▶ **Work to be completed**: All of the data should be output character for character, except the pictures.

**** Record extracts ****

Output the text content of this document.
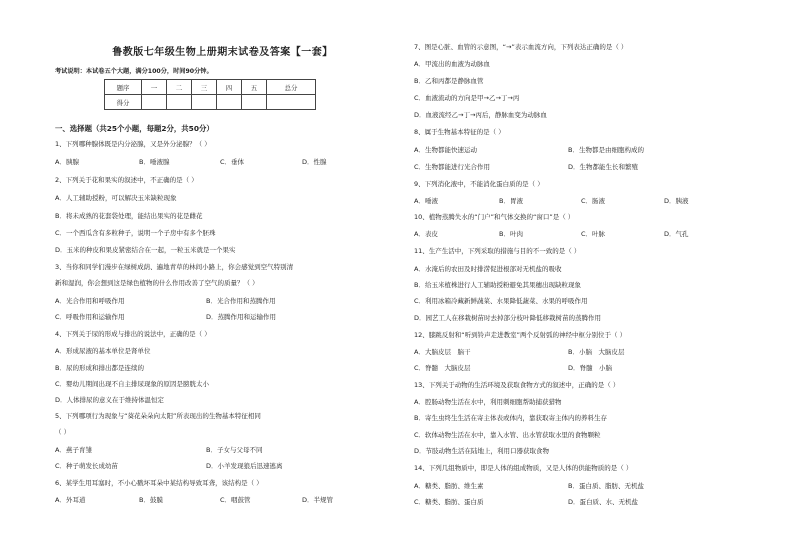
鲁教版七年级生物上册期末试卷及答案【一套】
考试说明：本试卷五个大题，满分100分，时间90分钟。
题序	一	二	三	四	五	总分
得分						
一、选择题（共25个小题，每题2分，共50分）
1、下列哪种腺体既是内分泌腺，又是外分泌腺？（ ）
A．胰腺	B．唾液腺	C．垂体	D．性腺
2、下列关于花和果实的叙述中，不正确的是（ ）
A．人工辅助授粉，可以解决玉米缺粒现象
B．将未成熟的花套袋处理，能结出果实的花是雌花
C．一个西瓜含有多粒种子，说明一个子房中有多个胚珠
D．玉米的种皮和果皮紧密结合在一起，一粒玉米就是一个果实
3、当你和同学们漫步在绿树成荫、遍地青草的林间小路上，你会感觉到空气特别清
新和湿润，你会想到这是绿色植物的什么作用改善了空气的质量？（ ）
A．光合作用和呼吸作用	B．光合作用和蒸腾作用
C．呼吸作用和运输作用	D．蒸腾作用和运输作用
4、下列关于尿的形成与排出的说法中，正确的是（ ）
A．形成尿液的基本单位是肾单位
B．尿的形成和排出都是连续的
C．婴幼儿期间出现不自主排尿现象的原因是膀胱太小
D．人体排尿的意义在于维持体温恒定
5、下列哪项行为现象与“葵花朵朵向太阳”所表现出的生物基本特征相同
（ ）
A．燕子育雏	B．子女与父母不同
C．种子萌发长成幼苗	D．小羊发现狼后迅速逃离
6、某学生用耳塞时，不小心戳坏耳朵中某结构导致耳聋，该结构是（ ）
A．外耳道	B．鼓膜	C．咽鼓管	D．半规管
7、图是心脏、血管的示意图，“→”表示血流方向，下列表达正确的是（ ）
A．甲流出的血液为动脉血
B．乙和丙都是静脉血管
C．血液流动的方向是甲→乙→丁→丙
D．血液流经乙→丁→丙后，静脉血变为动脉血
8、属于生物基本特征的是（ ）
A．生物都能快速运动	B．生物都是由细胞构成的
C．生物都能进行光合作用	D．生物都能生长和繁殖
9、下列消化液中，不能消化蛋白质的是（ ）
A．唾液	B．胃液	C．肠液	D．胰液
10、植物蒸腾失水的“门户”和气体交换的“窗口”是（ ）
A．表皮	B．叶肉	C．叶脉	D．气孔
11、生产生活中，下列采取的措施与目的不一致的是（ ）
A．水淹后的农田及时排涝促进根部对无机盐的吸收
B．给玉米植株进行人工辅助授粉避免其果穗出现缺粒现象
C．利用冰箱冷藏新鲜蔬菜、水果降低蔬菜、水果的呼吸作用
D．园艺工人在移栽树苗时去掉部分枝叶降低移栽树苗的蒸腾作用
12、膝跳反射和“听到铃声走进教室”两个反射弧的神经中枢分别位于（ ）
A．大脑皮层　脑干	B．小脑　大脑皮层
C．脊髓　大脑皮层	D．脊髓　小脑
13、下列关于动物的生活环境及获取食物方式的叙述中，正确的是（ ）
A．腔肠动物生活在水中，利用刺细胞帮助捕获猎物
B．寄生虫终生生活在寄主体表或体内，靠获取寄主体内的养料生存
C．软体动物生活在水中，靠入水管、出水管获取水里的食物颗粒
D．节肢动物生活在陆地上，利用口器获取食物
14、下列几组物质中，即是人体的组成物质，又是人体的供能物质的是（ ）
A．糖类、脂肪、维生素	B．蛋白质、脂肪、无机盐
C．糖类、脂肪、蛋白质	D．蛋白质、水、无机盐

****

▶ **Solution for this exercise**:
Output the text content of this document.
鲁教版七年级生物上册期末试卷及答案【一套】
考试说明：本试卷五个大题，满分100分，时间90分钟。
题序	一	二	三	四	五	总分
得分						
一、选择题（共25个小题，每题2分，共50分）
1、下列哪种腺体既是内分泌腺，又是外分泌腺？（ ）
A．胰腺	B．唾液腺	C．垂体	D．性腺
2、下列关于花和果实的叙述中，不正确的是（ ）
A．人工辅助授粉，可以解决玉米缺粒现象
B．将未成熟的花套袋处理，能结出果实的花是雌花
C．一个西瓜含有多粒种子，说明一个子房中有多个胚珠
D．玉米的种皮和果皮紧密结合在一起，一粒玉米就是一个果实
3、当你和同学们漫步在绿树成荫、遍地青草的林间小路上，你会感觉到空气特别清
新和湿润，你会想到这是绿色植物的什么作用改善了空气的质量？（ ）
A．光合作用和呼吸作用	B．光合作用和蒸腾作用
C．呼吸作用和运输作用	D．蒸腾作用和运输作用
4、下列关于尿的形成与排出的说法中，正确的是（ ）
A．形成尿液的基本单位是肾单位
B．尿的形成和排出都是连续的
C．婴幼儿期间出现不自主排尿现象的原因是膀胱太小
D．人体排尿的意义在于维持体温恒定
5、下列哪项行为现象与“葵花朵朵向太阳”所表现出的生物基本特征相同
（ ）
A．燕子育雏	B．子女与父母不同
C．种子萌发长成幼苗	D．小羊发现狼后迅速逃离
6、某学生用耳塞时，不小心戳坏耳朵中某结构导致耳聋，该结构是（ ）
A．外耳道	B．鼓膜	C．咽鼓管	D．半规管
7、图是心脏、血管的示意图，“→”表示血流方向，下列表达正确的是（ ）
A．甲流出的血液为动脉血
B．乙和丙都是静脉血管
C．血液流动的方向是甲→乙→丁→丙
D．血液流经乙→丁→丙后，静脉血变为动脉血
8、属于生物基本特征的是（ ）
A．生物都能快速运动	B．生物都是由细胞构成的
C．生物都能进行光合作用	D．生物都能生长和繁殖
9、下列消化液中，不能消化蛋白质的是（ ）
A．唾液	B．胃液	C．肠液	D．胰液
10、植物蒸腾失水的“门户”和气体交换的“窗口”是（ ）
A．表皮	B．叶肉	C．叶脉	D．气孔
11、生产生活中，下列采取的措施与目的不一致的是（ ）
A．水淹后的农田及时排涝促进根部对无机盐的吸收
B．给玉米植株进行人工辅助授粉避免其果穗出现缺粒现象
C．利用冰箱冷藏新鲜蔬菜、水果降低蔬菜、水果的呼吸作用
D．园艺工人在移栽树苗时去掉部分枝叶降低移栽树苗的蒸腾作用
12、膝跳反射和“听到铃声走进教室”两个反射弧的神经中枢分别位于（ ）
A．大脑皮层　脑干	B．小脑　大脑皮层
C．脊髓　大脑皮层	D．脊髓　小脑
13、下列关于动物的生活环境及获取食物方式的叙述中，正确的是（ ）
A．腔肠动物生活在水中，利用刺细胞帮助捕获猎物
B．寄生虫终生生活在寄主体表或体内，靠获取寄主体内的养料生存
C．软体动物生活在水中，靠入水管、出水管获取水里的食物颗粒
D．节肢动物生活在陆地上，利用口器获取食物
14、下列几组物质中，即是人体的组成物质，又是人体的供能物质的是（ ）
A．糖类、脂肪、维生素	B．蛋白质、脂肪、无机盐
C．糖类、脂肪、蛋白质	D．蛋白质、水、无机盐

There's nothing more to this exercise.